Instructions for the task: Retype every entry exactly, character for character.

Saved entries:
§
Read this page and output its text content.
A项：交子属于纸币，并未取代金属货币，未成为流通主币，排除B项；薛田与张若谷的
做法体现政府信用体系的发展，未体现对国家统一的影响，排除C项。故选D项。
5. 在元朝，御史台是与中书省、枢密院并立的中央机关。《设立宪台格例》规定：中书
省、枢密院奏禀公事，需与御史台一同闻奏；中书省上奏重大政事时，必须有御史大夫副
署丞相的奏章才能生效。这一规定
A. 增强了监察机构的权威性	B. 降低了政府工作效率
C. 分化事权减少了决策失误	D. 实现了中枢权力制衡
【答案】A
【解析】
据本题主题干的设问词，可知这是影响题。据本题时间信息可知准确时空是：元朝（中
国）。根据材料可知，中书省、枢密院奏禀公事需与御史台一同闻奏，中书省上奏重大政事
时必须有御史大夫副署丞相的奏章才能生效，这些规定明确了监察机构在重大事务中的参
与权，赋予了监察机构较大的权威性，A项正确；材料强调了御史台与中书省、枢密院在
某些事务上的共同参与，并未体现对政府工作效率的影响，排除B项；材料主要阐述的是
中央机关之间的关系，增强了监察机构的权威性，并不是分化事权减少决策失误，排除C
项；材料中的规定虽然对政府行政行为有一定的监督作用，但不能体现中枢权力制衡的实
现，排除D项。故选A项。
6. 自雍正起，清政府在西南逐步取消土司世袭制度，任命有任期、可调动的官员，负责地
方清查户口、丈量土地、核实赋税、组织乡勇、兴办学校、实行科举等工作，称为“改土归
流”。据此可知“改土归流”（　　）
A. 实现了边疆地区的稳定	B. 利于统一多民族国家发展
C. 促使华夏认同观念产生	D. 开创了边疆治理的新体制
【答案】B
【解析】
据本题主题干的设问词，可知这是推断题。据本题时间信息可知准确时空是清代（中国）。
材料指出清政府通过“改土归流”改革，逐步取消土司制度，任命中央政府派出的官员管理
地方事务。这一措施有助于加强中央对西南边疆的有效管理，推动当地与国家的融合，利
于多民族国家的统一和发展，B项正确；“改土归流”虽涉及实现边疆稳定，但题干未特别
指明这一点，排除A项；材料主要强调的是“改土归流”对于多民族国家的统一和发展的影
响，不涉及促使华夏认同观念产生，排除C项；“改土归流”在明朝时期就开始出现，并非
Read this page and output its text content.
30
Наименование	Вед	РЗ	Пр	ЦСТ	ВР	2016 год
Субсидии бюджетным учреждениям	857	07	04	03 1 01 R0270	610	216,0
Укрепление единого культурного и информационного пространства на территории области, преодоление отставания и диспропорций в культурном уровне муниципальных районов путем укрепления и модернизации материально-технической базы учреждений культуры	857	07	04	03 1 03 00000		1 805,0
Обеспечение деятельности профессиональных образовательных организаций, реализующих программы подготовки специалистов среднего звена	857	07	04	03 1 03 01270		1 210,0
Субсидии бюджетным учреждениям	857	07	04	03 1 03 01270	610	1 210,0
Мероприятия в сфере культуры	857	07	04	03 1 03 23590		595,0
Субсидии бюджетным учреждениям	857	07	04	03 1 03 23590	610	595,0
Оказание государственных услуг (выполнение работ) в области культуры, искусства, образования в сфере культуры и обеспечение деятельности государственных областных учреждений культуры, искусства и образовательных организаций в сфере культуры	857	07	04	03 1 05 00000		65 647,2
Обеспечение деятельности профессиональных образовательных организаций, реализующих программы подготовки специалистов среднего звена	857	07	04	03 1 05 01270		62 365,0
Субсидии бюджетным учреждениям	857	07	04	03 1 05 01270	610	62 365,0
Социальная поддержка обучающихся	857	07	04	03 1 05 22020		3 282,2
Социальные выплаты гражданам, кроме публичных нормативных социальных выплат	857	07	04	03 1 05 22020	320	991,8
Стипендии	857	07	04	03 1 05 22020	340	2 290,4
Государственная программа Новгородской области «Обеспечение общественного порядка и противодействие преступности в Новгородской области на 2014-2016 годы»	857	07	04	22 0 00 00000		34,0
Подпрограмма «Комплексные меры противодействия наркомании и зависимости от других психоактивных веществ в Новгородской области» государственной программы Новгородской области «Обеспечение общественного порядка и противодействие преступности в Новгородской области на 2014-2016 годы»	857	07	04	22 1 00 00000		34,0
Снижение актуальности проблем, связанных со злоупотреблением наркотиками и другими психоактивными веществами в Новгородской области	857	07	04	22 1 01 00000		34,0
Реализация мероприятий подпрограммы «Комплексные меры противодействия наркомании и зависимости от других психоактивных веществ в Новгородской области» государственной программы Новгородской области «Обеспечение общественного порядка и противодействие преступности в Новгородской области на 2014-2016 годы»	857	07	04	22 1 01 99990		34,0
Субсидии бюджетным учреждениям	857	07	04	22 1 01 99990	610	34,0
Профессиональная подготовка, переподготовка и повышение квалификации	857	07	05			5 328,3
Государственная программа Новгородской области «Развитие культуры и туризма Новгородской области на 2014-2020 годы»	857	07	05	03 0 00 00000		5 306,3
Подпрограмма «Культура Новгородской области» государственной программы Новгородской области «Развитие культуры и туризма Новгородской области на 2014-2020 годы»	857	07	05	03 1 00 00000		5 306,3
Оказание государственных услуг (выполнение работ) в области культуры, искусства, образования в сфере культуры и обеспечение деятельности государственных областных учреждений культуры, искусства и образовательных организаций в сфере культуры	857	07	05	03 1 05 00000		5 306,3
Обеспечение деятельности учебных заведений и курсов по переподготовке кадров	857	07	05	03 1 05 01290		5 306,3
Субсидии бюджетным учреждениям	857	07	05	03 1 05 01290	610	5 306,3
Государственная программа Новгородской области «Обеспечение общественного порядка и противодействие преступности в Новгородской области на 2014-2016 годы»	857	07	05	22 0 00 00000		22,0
§
Result for this exercise:
Read this page and output its text content.
A项：交子属于纸币，并未取代金属货币，未成为流通主币，排除B项；薛田与张若谷的
做法体现政府信用体系的发展，未体现对国家统一的影响，排除C项。故选D项。
5. 在元朝，御史台是与中书省、枢密院并立的中央机关。《设立宪台格例》规定：中书
省、枢密院奏禀公事，需与御史台一同闻奏；中书省上奏重大政事时，必须有御史大夫副
署丞相的奏章才能生效。这一规定
A. 增强了监察机构的权威性	B. 降低了政府工作效率
C. 分化事权减少了决策失误	D. 实现了中枢权力制衡
【答案】A
【解析】
据本题主题干的设问词，可知这是影响题。据本题时间信息可知准确时空是：元朝（中
国）。根据材料可知，中书省、枢密院奏禀公事需与御史台一同闻奏，中书省上奏重大政事
时必须有御史大夫副署丞相的奏章才能生效，这些规定明确了监察机构在重大事务中的参
与权，赋予了监察机构较大的权威性，A项正确；材料强调了御史台与中书省、枢密院在
某些事务上的共同参与，并未体现对政府工作效率的影响，排除B项；材料主要阐述的是
中央机关之间的关系，增强了监察机构的权威性，并不是分化事权减少决策失误，排除C
项；材料中的规定虽然对政府行政行为有一定的监督作用，但不能体现中枢权力制衡的实
现，排除D项。故选A项。
6. 自雍正起，清政府在西南逐步取消土司世袭制度，任命有任期、可调动的官员，负责地
方清查户口、丈量土地、核实赋税、组织乡勇、兴办学校、实行科举等工作，称为“改土归
流”。据此可知“改土归流”（　　）
A. 实现了边疆地区的稳定	B. 利于统一多民族国家发展
C. 促使华夏认同观念产生	D. 开创了边疆治理的新体制
【答案】B
【解析】
据本题主题干的设问词，可知这是推断题。据本题时间信息可知准确时空是清代（中国）。
材料指出清政府通过“改土归流”改革，逐步取消土司制度，任命中央政府派出的官员管理
地方事务。这一措施有助于加强中央对西南边疆的有效管理，推动当地与国家的融合，利
于多民族国家的统一和发展，B项正确；“改土归流”虽涉及实现边疆稳定，但题干未特别
指明这一点，排除A项；材料主要强调的是“改土归流”对于多民族国家的统一和发展的影
响，不涉及促使华夏认同观念产生，排除C项；“改土归流”在明朝时期就开始出现，并非
Read this page and output its text content.
30
Наименование	Вед	РЗ	Пр	ЦСТ	ВР	2016 год
Субсидии бюджетным учреждениям	857	07	04	03 1 01 R0270	610	216,0
Укрепление единого культурного и информационного пространства на территории области, преодоление отставания и диспропорций в культурном уровне муниципальных районов путем укрепления и модернизации материально-технической базы учреждений культуры	857	07	04	03 1 03 00000		1 805,0
Обеспечение деятельности профессиональных образовательных организаций, реализующих программы подготовки специалистов среднего звена	857	07	04	03 1 03 01270		1 210,0
Субсидии бюджетным учреждениям	857	07	04	03 1 03 01270	610	1 210,0
Мероприятия в сфере культуры	857	07	04	03 1 03 23590		595,0
Субсидии бюджетным учреждениям	857	07	04	03 1 03 23590	610	595,0
Оказание государственных услуг (выполнение работ) в области культуры, искусства, образования в сфере культуры и обеспечение деятельности государственных областных учреждений культуры, искусства и образовательных организаций в сфере культуры	857	07	04	03 1 05 00000		65 647,2
Обеспечение деятельности профессиональных образовательных организаций, реализующих программы подготовки специалистов среднего звена	857	07	04	03 1 05 01270		62 365,0
Субсидии бюджетным учреждениям	857	07	04	03 1 05 01270	610	62 365,0
Социальная поддержка обучающихся	857	07	04	03 1 05 22020		3 282,2
Социальные выплаты гражданам, кроме публичных нормативных социальных выплат	857	07	04	03 1 05 22020	320	991,8
Стипендии	857	07	04	03 1 05 22020	340	2 290,4
Государственная программа Новгородской области «Обеспечение общественного порядка и противодействие преступности в Новгородской области на 2014-2016 годы»	857	07	04	22 0 00 00000		34,0
Подпрограмма «Комплексные меры противодействия наркомании и зависимости от других психоактивных веществ в Новгородской области» государственной программы Новгородской области «Обеспечение общественного порядка и противодействие преступности в Новгородской области на 2014-2016 годы»	857	07	04	22 1 00 00000		34,0
Снижение актуальности проблем, связанных со злоупотреблением наркотиками и другими психоактивными веществами в Новгородской области	857	07	04	22 1 01 00000		34,0
Реализация мероприятий подпрограммы «Комплексные меры противодействия наркомании и зависимости от других психоактивных веществ в Новгородской области» государственной программы Новгородской области «Обеспечение общественного порядка и противодействие преступности в Новгородской области на 2014-2016 годы»	857	07	04	22 1 01 99990		34,0
Субсидии бюджетным учреждениям	857	07	04	22 1 01 99990	610	34,0
Профессиональная подготовка, переподготовка и повышение квалификации	857	07	05			5 328,3
Государственная программа Новгородской области «Развитие культуры и туризма Новгородской области на 2014-2020 годы»	857	07	05	03 0 00 00000		5 306,3
Подпрограмма «Культура Новгородской области» государственной программы Новгородской области «Развитие культуры и туризма Новгородской области на 2014-2020 годы»	857	07	05	03 1 00 00000		5 306,3
Оказание государственных услуг (выполнение работ) в области культуры, искусства, образования в сфере культуры и обеспечение деятельности государственных областных учреждений культуры, искусства и образовательных организаций в сфере культуры	857	07	05	03 1 05 00000		5 306,3
Обеспечение деятельности учебных заведений и курсов по переподготовке кадров	857	07	05	03 1 05 01290		5 306,3
Субсидии бюджетным учреждениям	857	07	05	03 1 05 01290	610	5 306,3
Государственная программа Новгородской области «Обеспечение общественного порядка и противодействие преступности в Новгородской области на 2014-2016 годы»	857	07	05	22 0 00 00000		22,0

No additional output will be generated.